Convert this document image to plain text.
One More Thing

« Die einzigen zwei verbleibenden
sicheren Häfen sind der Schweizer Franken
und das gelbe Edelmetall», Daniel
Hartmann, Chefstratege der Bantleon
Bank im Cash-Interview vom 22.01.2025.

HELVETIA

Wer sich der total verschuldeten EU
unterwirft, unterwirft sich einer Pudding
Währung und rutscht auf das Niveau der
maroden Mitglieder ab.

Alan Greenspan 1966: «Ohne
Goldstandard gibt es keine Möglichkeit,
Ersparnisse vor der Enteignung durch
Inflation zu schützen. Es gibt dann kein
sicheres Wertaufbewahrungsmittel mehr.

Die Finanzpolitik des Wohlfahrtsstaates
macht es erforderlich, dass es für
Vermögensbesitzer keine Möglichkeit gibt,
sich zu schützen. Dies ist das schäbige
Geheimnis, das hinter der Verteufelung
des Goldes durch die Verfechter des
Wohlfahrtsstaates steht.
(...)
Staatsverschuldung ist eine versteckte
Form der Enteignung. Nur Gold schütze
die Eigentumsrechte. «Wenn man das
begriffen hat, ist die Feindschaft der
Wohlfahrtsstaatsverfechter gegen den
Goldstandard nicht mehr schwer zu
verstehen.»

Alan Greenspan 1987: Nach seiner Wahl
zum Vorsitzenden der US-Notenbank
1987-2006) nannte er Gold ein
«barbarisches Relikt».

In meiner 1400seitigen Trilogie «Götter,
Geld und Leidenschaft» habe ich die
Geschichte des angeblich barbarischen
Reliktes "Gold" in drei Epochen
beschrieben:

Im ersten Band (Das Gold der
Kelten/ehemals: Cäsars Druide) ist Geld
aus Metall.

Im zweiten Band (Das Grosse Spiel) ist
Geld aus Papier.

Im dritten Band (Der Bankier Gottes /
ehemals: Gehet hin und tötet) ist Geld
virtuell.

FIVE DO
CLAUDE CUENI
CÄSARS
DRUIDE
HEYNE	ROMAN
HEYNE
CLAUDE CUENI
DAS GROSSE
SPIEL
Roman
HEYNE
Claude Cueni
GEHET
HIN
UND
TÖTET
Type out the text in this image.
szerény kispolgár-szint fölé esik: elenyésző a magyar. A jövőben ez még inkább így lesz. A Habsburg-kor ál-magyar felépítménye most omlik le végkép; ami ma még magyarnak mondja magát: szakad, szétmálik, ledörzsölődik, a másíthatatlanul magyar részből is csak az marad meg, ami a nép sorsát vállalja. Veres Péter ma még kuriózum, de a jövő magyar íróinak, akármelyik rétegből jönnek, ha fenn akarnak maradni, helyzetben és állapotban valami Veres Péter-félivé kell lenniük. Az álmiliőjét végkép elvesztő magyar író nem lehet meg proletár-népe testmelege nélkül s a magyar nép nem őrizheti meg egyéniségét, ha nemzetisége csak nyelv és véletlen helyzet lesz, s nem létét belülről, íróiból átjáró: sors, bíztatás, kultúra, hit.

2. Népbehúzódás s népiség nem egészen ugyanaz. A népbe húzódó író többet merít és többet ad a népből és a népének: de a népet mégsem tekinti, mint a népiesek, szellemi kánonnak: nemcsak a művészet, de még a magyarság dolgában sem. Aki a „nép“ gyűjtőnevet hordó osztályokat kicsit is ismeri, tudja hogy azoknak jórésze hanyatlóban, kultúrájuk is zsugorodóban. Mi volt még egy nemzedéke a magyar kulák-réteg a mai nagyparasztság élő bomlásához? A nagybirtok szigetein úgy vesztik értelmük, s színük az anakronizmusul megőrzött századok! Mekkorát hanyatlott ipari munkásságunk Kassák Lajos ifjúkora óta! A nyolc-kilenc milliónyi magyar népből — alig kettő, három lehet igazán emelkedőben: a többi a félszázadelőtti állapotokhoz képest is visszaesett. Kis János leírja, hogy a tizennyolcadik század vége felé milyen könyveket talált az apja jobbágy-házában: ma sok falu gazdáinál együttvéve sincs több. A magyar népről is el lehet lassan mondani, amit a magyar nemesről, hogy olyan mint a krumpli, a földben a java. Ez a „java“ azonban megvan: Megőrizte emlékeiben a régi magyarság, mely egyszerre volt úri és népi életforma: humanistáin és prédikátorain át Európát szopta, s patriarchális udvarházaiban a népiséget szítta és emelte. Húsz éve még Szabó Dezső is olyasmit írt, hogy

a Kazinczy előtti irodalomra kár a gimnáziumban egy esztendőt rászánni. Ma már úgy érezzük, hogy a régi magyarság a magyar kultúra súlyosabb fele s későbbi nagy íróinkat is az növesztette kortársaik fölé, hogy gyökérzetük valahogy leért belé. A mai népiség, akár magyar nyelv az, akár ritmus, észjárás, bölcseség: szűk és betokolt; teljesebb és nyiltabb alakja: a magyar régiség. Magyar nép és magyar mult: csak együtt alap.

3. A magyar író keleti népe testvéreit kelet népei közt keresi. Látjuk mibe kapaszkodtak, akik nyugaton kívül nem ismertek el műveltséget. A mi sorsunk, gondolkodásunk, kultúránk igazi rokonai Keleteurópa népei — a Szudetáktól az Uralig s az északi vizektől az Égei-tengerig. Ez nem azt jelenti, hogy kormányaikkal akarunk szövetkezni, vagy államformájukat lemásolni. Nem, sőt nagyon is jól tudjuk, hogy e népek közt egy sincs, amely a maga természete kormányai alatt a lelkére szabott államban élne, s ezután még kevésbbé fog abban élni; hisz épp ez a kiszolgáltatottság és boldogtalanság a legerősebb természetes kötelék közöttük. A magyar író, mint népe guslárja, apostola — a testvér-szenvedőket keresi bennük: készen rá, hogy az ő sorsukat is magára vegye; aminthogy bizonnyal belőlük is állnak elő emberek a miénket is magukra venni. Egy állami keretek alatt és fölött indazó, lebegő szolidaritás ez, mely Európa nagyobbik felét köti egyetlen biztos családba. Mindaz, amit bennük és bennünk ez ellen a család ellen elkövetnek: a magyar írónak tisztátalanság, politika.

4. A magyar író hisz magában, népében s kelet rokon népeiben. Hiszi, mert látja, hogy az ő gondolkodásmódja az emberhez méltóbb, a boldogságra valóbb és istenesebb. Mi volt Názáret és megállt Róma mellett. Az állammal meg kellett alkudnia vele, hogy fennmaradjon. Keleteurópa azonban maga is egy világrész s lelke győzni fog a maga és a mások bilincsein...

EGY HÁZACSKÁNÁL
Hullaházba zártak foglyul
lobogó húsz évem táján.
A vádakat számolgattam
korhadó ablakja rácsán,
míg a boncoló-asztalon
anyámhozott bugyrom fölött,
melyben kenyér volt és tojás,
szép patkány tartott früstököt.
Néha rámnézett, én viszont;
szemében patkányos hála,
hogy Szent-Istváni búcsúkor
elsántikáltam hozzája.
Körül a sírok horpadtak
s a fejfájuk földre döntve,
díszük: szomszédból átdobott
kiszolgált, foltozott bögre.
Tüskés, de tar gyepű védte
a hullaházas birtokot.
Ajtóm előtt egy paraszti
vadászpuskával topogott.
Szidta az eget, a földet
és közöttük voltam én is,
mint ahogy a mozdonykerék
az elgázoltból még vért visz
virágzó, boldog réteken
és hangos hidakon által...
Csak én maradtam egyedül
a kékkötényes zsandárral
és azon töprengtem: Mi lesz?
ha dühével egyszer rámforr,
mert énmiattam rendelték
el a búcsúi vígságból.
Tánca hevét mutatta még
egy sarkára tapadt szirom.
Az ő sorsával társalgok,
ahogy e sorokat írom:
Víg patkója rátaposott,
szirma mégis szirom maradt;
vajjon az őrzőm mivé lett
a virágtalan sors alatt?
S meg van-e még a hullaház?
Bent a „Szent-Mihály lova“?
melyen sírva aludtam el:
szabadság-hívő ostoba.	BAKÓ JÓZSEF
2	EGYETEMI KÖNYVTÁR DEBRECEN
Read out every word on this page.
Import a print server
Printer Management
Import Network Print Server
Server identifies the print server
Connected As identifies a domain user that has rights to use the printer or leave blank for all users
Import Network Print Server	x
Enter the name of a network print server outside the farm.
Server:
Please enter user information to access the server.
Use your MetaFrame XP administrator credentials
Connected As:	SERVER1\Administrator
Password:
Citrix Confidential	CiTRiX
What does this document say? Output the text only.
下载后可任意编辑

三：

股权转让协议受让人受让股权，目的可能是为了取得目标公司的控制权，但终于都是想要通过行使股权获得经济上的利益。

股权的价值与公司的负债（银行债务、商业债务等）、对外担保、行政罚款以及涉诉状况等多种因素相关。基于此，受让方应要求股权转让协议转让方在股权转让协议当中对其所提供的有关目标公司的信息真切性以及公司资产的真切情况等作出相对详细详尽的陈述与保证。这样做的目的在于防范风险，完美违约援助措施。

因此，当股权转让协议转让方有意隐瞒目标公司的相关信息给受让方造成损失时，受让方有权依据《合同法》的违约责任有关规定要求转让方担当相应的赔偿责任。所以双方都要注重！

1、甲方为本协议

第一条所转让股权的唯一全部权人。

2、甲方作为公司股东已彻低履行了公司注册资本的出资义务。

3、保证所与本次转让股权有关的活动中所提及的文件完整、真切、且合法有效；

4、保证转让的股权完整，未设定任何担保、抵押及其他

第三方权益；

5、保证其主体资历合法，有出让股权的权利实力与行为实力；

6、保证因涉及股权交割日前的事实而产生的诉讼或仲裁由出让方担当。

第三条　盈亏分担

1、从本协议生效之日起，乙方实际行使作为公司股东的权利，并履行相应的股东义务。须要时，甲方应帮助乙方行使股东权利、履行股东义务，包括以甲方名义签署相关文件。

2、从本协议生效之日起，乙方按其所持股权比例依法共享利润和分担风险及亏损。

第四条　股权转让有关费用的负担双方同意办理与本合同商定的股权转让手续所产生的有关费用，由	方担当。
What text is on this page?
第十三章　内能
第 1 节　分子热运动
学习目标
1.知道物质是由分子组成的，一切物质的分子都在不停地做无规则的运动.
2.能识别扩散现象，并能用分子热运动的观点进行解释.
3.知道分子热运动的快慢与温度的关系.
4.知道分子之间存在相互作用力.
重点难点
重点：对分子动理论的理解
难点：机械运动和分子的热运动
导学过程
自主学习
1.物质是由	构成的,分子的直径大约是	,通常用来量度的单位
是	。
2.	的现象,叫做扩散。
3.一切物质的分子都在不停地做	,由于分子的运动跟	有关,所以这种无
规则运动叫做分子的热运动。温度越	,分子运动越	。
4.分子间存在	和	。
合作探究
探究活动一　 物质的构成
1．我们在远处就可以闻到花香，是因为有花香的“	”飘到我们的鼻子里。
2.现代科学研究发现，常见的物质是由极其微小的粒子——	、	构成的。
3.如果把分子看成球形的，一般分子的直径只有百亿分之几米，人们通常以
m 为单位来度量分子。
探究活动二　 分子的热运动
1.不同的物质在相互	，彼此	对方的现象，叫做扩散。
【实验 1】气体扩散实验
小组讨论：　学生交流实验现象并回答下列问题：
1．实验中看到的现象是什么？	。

###

Begin with the line containing "What text is on this page?" and repeat each line exactly until the records above end.

EXPECTED ANSWER:
What text is on this page?
第十三章　内能
第 1 节　分子热运动
学习目标
1.知道物质是由分子组成的，一切物质的分子都在不停地做无规则的运动.
2.能识别扩散现象，并能用分子热运动的观点进行解释.
3.知道分子热运动的快慢与温度的关系.
4.知道分子之间存在相互作用力.
重点难点
重点：对分子动理论的理解
难点：机械运动和分子的热运动
导学过程
自主学习
1.物质是由	构成的,分子的直径大约是	,通常用来量度的单位
是	。
2.	的现象,叫做扩散。
3.一切物质的分子都在不停地做	,由于分子的运动跟	有关,所以这种无
规则运动叫做分子的热运动。温度越	,分子运动越	。
4.分子间存在	和	。
合作探究
探究活动一　 物质的构成
1．我们在远处就可以闻到花香，是因为有花香的“	”飘到我们的鼻子里。
2.现代科学研究发现，常见的物质是由极其微小的粒子——	、	构成的。
3.如果把分子看成球形的，一般分子的直径只有百亿分之几米，人们通常以
m 为单位来度量分子。
探究活动二　 分子的热运动
1.不同的物质在相互	，彼此	对方的现象，叫做扩散。
【实验 1】气体扩散实验
小组讨论：　学生交流实验现象并回答下列问题：
1．实验中看到的现象是什么？	。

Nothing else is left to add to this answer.